§ PROBLEM STATEMENT
Make an exact transcription of the material, leaving out all images.

§ LISTED RECORDS
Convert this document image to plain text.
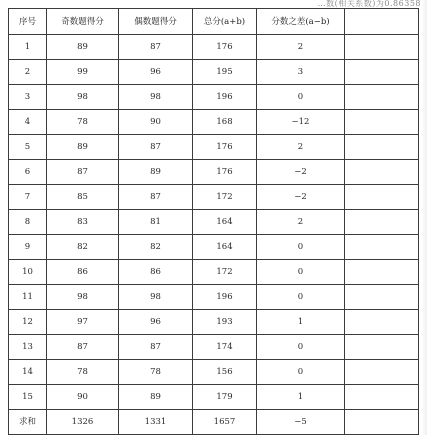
…数(相关系数)为0.86358
序号	奇数题得分	偶数题得分	总分(a+b)	分数之差(a−b)		
1	89	87	176	2		
2	99	96	195	3		
3	98	98	196	0		
4	78	90	168	−12		
5	89	87	176	2		
6	87	89	176	−2		
7	85	87	172	−2		
8	83	81	164	2		
9	82	82	164	0		
10	86	86	172	0		
11	98	98	196	0		
12	97	96	193	1		
13	87	87	174	0		
14	78	78	156	0		
15	90	89	179	1		
求和	1326	1331	1657	−5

§ TASK OUTPUT
Convert this document image to plain text.
…数(相关系数)为0.86358
序号	奇数题得分	偶数题得分	总分(a+b)	分数之差(a−b)		
1	89	87	176	2		
2	99	96	195	3		
3	98	98	196	0		
4	78	90	168	−12		
5	89	87	176	2		
6	87	89	176	−2		
7	85	87	172	−2		
8	83	81	164	2		
9	82	82	164	0		
10	86	86	172	0		
11	98	98	196	0		
12	97	96	193	1		
13	87	87	174	0		
14	78	78	156	0		
15	90	89	179	1		
求和	1326	1331	1657	−5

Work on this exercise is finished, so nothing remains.